* BEGIN *
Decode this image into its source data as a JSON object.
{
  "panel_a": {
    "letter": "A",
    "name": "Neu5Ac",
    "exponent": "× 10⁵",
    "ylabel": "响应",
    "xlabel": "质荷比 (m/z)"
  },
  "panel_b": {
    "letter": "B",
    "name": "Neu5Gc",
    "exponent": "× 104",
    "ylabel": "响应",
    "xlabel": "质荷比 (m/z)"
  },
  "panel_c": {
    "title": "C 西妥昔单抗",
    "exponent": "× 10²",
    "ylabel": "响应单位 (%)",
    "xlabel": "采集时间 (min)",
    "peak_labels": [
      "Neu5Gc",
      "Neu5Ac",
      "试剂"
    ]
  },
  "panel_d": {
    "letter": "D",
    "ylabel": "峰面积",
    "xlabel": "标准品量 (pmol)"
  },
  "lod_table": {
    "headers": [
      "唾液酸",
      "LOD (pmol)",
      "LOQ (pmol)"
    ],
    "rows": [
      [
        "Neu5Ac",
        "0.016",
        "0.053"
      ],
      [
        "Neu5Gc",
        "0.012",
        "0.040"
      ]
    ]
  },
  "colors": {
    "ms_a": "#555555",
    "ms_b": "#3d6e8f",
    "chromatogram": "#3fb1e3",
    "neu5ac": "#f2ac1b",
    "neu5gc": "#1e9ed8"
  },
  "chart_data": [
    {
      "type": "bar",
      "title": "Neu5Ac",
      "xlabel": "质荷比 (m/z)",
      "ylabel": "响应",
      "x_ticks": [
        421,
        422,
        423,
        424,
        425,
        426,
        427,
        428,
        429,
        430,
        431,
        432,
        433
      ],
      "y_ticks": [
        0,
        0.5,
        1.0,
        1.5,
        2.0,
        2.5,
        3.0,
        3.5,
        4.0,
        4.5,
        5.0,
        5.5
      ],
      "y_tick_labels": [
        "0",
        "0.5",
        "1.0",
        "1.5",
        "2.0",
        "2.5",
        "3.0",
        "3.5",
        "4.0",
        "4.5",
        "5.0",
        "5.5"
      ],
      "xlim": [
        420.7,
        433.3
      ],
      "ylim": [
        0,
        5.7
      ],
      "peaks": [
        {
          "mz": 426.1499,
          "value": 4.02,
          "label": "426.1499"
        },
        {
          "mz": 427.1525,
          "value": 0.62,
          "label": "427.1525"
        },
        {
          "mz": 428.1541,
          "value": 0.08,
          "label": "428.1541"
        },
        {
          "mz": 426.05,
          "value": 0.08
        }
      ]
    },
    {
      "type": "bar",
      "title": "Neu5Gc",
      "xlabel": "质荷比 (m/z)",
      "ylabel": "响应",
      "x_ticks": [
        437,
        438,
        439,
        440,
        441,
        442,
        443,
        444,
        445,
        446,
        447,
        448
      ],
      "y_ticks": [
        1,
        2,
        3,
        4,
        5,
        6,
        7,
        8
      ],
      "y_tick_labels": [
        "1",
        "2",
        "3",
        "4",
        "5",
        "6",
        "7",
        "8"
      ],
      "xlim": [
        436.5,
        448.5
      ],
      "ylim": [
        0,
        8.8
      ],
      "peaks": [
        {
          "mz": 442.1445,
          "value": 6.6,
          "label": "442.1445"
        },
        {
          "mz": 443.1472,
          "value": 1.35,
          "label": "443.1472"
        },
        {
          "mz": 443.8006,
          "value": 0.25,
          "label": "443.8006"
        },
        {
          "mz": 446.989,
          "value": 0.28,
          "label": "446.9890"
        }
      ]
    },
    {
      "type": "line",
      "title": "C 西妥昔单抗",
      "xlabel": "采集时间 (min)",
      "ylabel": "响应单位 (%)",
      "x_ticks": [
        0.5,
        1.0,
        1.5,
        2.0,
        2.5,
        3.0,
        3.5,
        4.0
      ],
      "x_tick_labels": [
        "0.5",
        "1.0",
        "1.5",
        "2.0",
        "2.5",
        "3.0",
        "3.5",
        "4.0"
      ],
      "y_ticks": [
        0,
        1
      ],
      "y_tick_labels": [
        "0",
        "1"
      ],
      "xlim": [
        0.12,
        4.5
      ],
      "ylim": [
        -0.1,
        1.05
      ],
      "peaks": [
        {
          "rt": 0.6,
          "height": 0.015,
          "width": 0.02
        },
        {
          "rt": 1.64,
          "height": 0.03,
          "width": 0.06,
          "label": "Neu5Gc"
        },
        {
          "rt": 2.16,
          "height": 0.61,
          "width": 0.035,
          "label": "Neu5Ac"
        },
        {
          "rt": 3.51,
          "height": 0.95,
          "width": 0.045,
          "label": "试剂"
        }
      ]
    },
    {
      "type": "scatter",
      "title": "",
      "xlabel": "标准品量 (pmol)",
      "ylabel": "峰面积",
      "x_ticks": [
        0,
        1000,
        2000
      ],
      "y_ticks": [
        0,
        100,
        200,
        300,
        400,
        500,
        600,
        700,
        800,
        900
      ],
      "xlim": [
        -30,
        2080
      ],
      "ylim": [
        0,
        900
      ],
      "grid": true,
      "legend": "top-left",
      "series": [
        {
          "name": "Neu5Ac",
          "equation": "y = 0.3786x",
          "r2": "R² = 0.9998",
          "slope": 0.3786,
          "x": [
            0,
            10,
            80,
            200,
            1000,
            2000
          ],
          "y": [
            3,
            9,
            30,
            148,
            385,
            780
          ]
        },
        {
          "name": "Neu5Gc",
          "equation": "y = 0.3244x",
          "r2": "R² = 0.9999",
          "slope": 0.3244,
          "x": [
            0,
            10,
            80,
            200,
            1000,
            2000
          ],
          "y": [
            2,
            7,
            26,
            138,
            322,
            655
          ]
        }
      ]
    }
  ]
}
* END *
## SHORT PROBLEM:
Repeat each entry word for word.

## RESULT FOR THIS TASK:
Decode this image into its source data as a JSON object.
{
  "panel_a": {
    "letter": "A",
    "name": "Neu5Ac",
    "exponent": "× 10⁵",
    "ylabel": "响应",
    "xlabel": "质荷比 (m/z)"
  },
  "panel_b": {
    "letter": "B",
    "name": "Neu5Gc",
    "exponent": "× 104",
    "ylabel": "响应",
    "xlabel": "质荷比 (m/z)"
  },
  "panel_c": {
    "title": "C 西妥昔单抗",
    "exponent": "× 10²",
    "ylabel": "响应单位 (%)",
    "xlabel": "采集时间 (min)",
    "peak_labels": [
      "Neu5Gc",
      "Neu5Ac",
      "试剂"
    ]
  },
  "panel_d": {
    "letter": "D",
    "ylabel": "峰面积",
    "xlabel": "标准品量 (pmol)"
  },
  "lod_table": {
    "headers": [
      "唾液酸",
      "LOD (pmol)",
      "LOQ (pmol)"
    ],
    "rows": [
      [
        "Neu5Ac",
        "0.016",
        "0.053"
      ],
      [
        "Neu5Gc",
        "0.012",
        "0.040"
      ]
    ]
  },
  "colors": {
    "ms_a": "#555555",
    "ms_b": "#3d6e8f",
    "chromatogram": "#3fb1e3",
    "neu5ac": "#f2ac1b",
    "neu5gc": "#1e9ed8"
  },
  "chart_data": [
    {
      "type": "bar",
      "title": "Neu5Ac",
      "xlabel": "质荷比 (m/z)",
      "ylabel": "响应",
      "x_ticks": [
        421,
        422,
        423,
        424,
        425,
        426,
        427,
        428,
        429,
        430,
        431,
        432,
        433
      ],
      "y_ticks": [
        0,
        0.5,
        1.0,
        1.5,
        2.0,
        2.5,
        3.0,
        3.5,
        4.0,
        4.5,
        5.0,
        5.5
      ],
      "y_tick_labels": [
        "0",
        "0.5",
        "1.0",
        "1.5",
        "2.0",
        "2.5",
        "3.0",
        "3.5",
        "4.0",
        "4.5",
        "5.0",
        "5.5"
      ],
      "xlim": [
        420.7,
        433.3
      ],
      "ylim": [
        0,
        5.7
      ],
      "peaks": [
        {
          "mz": 426.1499,
          "value": 4.02,
          "label": "426.1499"
        },
        {
          "mz": 427.1525,
          "value": 0.62,
          "label": "427.1525"
        },
        {
          "mz": 428.1541,
          "value": 0.08,
          "label": "428.1541"
        },
        {
          "mz": 426.05,
          "value": 0.08
        }
      ]
    },
    {
      "type": "bar",
      "title": "Neu5Gc",
      "xlabel": "质荷比 (m/z)",
      "ylabel": "响应",
      "x_ticks": [
        437,
        438,
        439,
        440,
        441,
        442,
        443,
        444,
        445,
        446,
        447,
        448
      ],
      "y_ticks": [
        1,
        2,
        3,
        4,
        5,
        6,
        7,
        8
      ],
      "y_tick_labels": [
        "1",
        "2",
        "3",
        "4",
        "5",
        "6",
        "7",
        "8"
      ],
      "xlim": [
        436.5,
        448.5
      ],
      "ylim": [
        0,
        8.8
      ],
      "peaks": [
        {
          "mz": 442.1445,
          "value": 6.6,
          "label": "442.1445"
        },
        {
          "mz": 443.1472,
          "value": 1.35,
          "label": "443.1472"
        },
        {
          "mz": 443.8006,
          "value": 0.25,
          "label": "443.8006"
        },
        {
          "mz": 446.989,
          "value": 0.28,
          "label": "446.9890"
        }
      ]
    },
    {
      "type": "line",
      "title": "C 西妥昔单抗",
      "xlabel": "采集时间 (min)",
      "ylabel": "响应单位 (%)",
      "x_ticks": [
        0.5,
        1.0,
        1.5,
        2.0,
        2.5,
        3.0,
        3.5,
        4.0
      ],
      "x_tick_labels": [
        "0.5",
        "1.0",
        "1.5",
        "2.0",
        "2.5",
        "3.0",
        "3.5",
        "4.0"
      ],
      "y_ticks": [
        0,
        1
      ],
      "y_tick_labels": [
        "0",
        "1"
      ],
      "xlim": [
        0.12,
        4.5
      ],
      "ylim": [
        -0.1,
        1.05
      ],
      "peaks": [
        {
          "rt": 0.6,
          "height": 0.015,
          "width": 0.02
        },
        {
          "rt": 1.64,
          "height": 0.03,
          "width": 0.06,
          "label": "Neu5Gc"
        },
        {
          "rt": 2.16,
          "height": 0.61,
          "width": 0.035,
          "label": "Neu5Ac"
        },
        {
          "rt": 3.51,
          "height": 0.95,
          "width": 0.045,
          "label": "试剂"
        }
      ]
    },
    {
      "type": "scatter",
      "title": "",
      "xlabel": "标准品量 (pmol)",
      "ylabel": "峰面积",
      "x_ticks": [
        0,
        1000,
        2000
      ],
      "y_ticks": [
        0,
        100,
        200,
        300,
        400,
        500,
        600,
        700,
        800,
        900
      ],
      "xlim": [
        -30,
        2080
      ],
      "ylim": [
        0,
        900
      ],
      "grid": true,
      "legend": "top-left",
      "series": [
        {
          "name": "Neu5Ac",
          "equation": "y = 0.3786x",
          "r2": "R² = 0.9998",
          "slope": 0.3786,
          "x": [
            0,
            10,
            80,
            200,
            1000,
            2000
          ],
          "y": [
            3,
            9,
            30,
            148,
            385,
            780
          ]
        },
        {
          "name": "Neu5Gc",
          "equation": "y = 0.3244x",
          "r2": "R² = 0.9999",
          "slope": 0.3244,
          "x": [
            0,
            10,
            80,
            200,
            1000,
            2000
          ],
          "y": [
            2,
            7,
            26,
            138,
            322,
            655
          ]
        }
      ]
    }
  ]
}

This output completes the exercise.